§ Dataset records

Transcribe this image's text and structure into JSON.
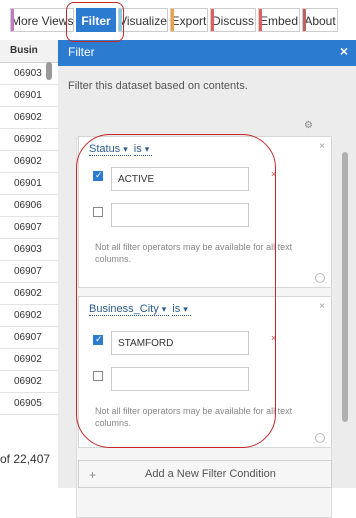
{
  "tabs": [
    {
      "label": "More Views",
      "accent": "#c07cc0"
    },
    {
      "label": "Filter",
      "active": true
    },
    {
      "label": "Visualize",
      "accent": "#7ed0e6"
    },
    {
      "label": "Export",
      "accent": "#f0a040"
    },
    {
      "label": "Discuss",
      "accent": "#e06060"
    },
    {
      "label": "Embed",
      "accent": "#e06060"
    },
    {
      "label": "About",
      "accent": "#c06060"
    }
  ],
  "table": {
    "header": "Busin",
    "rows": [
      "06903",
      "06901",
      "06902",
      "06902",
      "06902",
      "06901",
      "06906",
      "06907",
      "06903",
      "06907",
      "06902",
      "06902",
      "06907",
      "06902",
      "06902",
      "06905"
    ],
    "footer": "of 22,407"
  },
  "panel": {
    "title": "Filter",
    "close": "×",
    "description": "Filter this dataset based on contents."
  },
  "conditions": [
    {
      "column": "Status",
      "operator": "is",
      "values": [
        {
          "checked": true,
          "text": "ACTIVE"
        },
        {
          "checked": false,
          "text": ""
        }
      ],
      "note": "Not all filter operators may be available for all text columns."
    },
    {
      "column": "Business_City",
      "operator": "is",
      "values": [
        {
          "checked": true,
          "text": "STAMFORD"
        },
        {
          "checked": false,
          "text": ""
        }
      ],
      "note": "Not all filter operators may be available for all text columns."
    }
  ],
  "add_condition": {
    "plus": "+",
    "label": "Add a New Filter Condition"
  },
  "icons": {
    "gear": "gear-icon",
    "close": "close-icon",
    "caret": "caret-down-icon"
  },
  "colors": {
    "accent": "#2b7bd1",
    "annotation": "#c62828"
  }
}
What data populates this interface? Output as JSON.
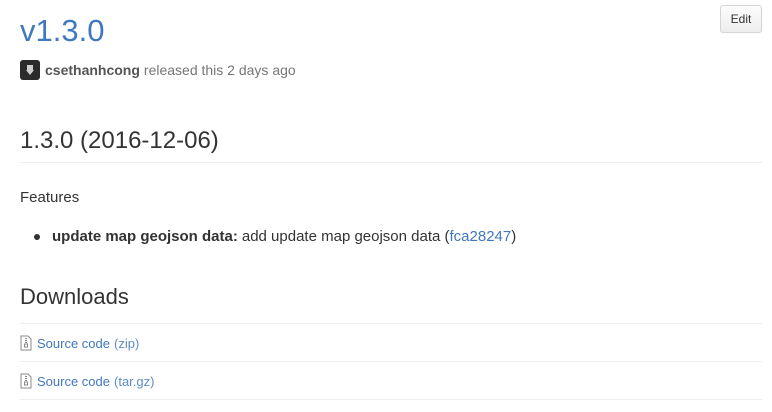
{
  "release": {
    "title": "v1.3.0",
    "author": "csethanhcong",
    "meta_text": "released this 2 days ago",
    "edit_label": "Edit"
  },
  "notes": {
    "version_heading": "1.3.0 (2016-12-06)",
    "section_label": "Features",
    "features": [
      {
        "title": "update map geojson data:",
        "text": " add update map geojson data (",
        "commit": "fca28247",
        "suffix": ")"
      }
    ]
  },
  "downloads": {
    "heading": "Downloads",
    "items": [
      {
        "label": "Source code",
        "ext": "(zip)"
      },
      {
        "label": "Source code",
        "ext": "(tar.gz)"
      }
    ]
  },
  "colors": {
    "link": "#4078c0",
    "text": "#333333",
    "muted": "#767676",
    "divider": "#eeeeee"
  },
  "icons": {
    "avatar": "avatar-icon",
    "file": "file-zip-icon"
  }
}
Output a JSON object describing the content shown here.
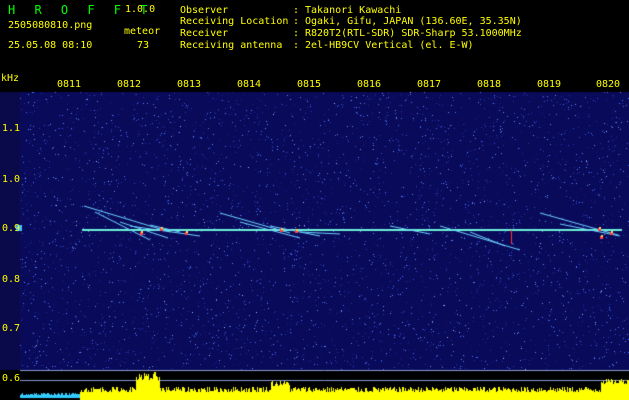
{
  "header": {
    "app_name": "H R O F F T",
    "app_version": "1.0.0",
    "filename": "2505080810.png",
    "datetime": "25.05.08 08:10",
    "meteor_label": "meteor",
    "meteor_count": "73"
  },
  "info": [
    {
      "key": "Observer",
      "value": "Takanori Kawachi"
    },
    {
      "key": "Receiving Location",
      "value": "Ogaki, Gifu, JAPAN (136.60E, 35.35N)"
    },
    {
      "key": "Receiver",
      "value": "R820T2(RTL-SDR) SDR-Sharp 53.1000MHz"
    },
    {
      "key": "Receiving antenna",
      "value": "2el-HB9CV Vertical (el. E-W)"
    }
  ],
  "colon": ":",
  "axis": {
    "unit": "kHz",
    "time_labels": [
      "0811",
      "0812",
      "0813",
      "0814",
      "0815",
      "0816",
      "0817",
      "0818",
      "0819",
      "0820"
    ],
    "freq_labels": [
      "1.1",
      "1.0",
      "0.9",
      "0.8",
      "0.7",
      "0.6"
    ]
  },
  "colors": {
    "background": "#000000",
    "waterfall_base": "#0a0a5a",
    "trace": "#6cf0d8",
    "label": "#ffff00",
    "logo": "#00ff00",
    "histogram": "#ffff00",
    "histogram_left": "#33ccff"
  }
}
---
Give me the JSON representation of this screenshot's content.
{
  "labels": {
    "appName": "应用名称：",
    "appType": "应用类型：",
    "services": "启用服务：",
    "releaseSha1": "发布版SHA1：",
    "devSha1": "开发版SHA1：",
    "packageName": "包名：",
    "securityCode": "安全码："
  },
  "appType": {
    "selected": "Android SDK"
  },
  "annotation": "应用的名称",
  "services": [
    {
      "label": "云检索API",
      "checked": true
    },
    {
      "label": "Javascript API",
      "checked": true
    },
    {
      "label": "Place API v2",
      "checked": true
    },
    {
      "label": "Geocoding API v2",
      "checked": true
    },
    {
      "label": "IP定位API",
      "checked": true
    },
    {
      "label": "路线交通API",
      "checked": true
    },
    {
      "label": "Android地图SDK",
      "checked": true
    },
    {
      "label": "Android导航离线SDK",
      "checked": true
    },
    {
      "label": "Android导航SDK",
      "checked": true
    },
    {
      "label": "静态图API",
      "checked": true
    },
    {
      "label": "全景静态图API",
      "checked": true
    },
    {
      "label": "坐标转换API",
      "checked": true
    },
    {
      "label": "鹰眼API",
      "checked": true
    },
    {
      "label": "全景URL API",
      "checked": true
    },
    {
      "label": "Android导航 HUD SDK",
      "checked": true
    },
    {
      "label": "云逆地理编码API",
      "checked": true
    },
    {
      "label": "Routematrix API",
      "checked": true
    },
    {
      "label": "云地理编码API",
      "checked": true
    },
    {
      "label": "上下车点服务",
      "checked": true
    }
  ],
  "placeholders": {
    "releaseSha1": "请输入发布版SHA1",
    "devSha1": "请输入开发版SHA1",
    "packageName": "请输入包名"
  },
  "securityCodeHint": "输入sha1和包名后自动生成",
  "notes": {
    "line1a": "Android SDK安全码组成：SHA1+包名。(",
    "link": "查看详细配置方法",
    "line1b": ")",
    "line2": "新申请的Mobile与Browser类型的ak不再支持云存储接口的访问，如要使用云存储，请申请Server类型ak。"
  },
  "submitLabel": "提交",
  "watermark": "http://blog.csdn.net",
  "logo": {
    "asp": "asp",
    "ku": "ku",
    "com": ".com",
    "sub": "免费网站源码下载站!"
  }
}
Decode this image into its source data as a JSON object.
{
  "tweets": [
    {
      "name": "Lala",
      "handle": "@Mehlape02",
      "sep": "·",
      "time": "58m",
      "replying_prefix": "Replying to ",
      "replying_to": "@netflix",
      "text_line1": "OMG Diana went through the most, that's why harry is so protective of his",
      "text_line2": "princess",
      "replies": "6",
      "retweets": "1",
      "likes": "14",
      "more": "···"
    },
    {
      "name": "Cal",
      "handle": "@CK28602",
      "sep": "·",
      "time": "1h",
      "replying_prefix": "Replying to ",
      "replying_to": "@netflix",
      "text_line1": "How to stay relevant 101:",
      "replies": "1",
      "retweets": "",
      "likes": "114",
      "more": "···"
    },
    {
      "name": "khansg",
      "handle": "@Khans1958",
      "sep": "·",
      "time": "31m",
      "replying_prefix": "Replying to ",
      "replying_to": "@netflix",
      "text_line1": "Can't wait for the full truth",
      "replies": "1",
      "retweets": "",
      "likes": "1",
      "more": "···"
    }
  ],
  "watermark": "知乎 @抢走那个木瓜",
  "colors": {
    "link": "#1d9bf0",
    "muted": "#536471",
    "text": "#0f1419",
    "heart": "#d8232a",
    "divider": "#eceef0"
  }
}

§ Requirements
Pick out and copy the lines of the material that include the word "update".

§ Result for this task
        "title": "update map geojson data:",
        "text": " add update map geojson data (",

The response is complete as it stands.